AIM OF THE TASK: Extract the full set of records that follows, word for word.

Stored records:
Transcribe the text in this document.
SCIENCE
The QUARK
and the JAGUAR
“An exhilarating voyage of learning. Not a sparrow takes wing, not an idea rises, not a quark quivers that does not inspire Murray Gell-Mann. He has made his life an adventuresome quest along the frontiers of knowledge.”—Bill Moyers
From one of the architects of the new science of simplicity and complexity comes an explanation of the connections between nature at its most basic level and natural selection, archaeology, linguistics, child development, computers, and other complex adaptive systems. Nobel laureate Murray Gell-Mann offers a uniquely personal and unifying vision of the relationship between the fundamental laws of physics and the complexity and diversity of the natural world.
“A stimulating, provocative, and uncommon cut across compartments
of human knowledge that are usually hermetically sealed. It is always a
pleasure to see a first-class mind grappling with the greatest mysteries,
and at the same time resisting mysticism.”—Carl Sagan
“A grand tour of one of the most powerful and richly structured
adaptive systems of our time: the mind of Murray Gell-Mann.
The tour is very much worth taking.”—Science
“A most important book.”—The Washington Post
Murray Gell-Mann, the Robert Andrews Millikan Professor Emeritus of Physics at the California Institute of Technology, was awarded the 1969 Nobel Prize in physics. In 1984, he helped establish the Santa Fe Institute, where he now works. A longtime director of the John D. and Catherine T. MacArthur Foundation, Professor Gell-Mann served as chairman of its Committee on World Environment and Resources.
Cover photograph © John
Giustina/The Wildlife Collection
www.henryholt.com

THE SOLUTION:
Transcribe the text in this document.
SCIENCE
The QUARK
and the JAGUAR
“An exhilarating voyage of learning. Not a sparrow takes wing, not an idea rises, not a quark quivers that does not inspire Murray Gell-Mann. He has made his life an adventuresome quest along the frontiers of knowledge.”—Bill Moyers
From one of the architects of the new science of simplicity and complexity comes an explanation of the connections between nature at its most basic level and natural selection, archaeology, linguistics, child development, computers, and other complex adaptive systems. Nobel laureate Murray Gell-Mann offers a uniquely personal and unifying vision of the relationship between the fundamental laws of physics and the complexity and diversity of the natural world.
“A stimulating, provocative, and uncommon cut across compartments
of human knowledge that are usually hermetically sealed. It is always a
pleasure to see a first-class mind grappling with the greatest mysteries,
and at the same time resisting mysticism.”—Carl Sagan
“A grand tour of one of the most powerful and richly structured
adaptive systems of our time: the mind of Murray Gell-Mann.
The tour is very much worth taking.”—Science
“A most important book.”—The Washington Post
Murray Gell-Mann, the Robert Andrews Millikan Professor Emeritus of Physics at the California Institute of Technology, was awarded the 1969 Nobel Prize in physics. In 1984, he helped establish the Santa Fe Institute, where he now works. A longtime director of the John D. and Catherine T. MacArthur Foundation, Professor Gell-Mann served as chairman of its Committee on World Environment and Resources.
Cover photograph © John
Giustina/The Wildlife Collection
www.henryholt.com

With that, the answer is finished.